* **Text to read**
I’ve recently figured out the four most important rules to apologizing (I’m sorry I didn’t figure them out sooner). It came out of the fact that apologizing is a major complaint for most couples I see as a psychotherapist. The complaints almost always come in twos. The first is the apology doesn’t “feel” genuine – I hate that complaint. It bothers me because it has a passive aggressive tone to it: I deserve better. It also connects to the other biggest complaint: They’ve never apologized; I’m the only one who says I’m sorry. There are exceptions, but the stereotypes are usually the way it unfolds with the woman complaining the apology doesn’t “feel” real while the guy complains that they’re the only one who apologizes (stereotypes exist for a reason). What needs to be understood is that “I’m sorry,” is not the same as “I’m wrong.” Instead, it’s saying, “I understand you were hurt and I’m acknowledging that.” Thus, apologizing is something we should all be doing.
These two complaints suggest there is a power imbalance in the relationship, which is very dangerous because they lead to a lot of unnecessary hurt and resentment (and increases the potential for divorce). This connects to the post I did a few weeks ago discussing the dangers of eye rolling (eye rolling is a sign of contempt and the person feeling superior). The person defending themselves is the opposite of the eye roller because they are trying to prove themselves in some way. Unfortunately, it’s like a desperate salesman begging for a sale – it’s annoying. The worst part is both behaviors will fuel the other person’s bad behaviors thereby creating a terrible cycle: I’m annoyed with you, so you defend yourself making me more annoyed, which makes you defend yourself more, and so on.
One of the worst things people can do in an apology is to defend themselves even though it tends to be an inherent response. Whenever someone is upset with something we did, we naturally want to explain ourselves because we don’t want to feel/look stupid or hurt anyone. Unfortunately, defending ourselves causes the other person to feel brushed off as we make the situation about us rather than them. It also makes a simple situation bigger than it needs to be while at the same time we come across as weak. If there is a misunderstanding that needs to be cleared up, we should never defend ourselves, but we can ask, “Can I explain what I was thinking?” Ideally, this question should be asked later because if someone (e.g. my wife) tells me she has a problem with me (aka an event that never happens because I’m so perfect), she doesn’t care why I did it; she really just wants to be affirmed and shown that I understand her feelings. If I try to defend myself, I make it all about me and leave my wife not feeling heard or cared about, which will add to her hurt (i.e. at least I assume it will because I’ve never done this since I’m so perfect… yes, perfect). If someone apologizes and then tries to explain themselves, that erases the apology or makes it feel like it’s not genuine. It’s like I’m saying, “I’m sorry… but the real problem is you’re too dumb to understand what happened. I’m innocent so you’re an idiot for thinking otherwise.” Even though the person defending themselves is speaking out of fear/insecurity, the other person feels brushed off, which is why defending ourselves is so bad.
So here are the four most important rules to apologizing:
- There should always be two apologies (or one for each person involved in the conflict): One apology should always be reciprocated with another apology by the other person. Unless it’s a situation where the one person really screwed up like I broke my mom’s favourite vase (I did that as a kid… before I was perfect), if there’s a conflict between two people, two people have been hurt, so there should be two apologies.

* **Collected data**

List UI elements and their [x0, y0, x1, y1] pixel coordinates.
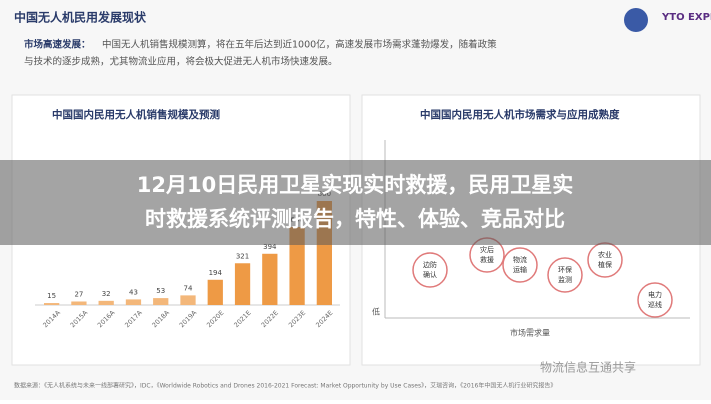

* **Given task**
Continue the article on apologizing, starting right after its last sentence.

* **Expected answer**
- Don’t defend yourself (you probably guessed that after the earlier paragraph): let your “I’m sorry” simply be “I’m sorry” unless you want to add in how you’ll prevent it from happening again.
- Only explain yourself if you’ve asked and the other person says it’s okay to tell them.
- Accept whatever apology you are given and not question the genuineness of it even if they explain themselves because this is a sign of fear and we should have compassion for them.
The following is an example of the perfect apology sharing:
- Two people are starting to get heated, which leads to the one person saying, “I need [insert time].” This can be five minutes or an hour; whatever time the two people need to calm down. It’s like when the bell rings in a boxing match and the two opponents return to their corners and regroup. This is incredibly helpful for reducing actual fights because it prevents things from escalating too far.
- The two people vent get away from each other and vent out their emotion in a safe way.
- Both people fill in the following statement: I felt (emotion) because (reason). For instance, “I felt hurt because of how aggressive you were speaking to me,” or “I felt talked down to because your tone seemed condescending.”
- Both people come together and have one person share their one sentence: I felt (e.g. unloved, frustrated, disrespected, brushed off, etc.) because (reason).
- Person two responds: I’m sorry you felt (emotion they said) because (reason they said).
- Person two then shares their one sentence: And I felt (emotion they felt) because (reason)
- Person one then does their apology: I’m sorry you felt (emotion they said) because (reason).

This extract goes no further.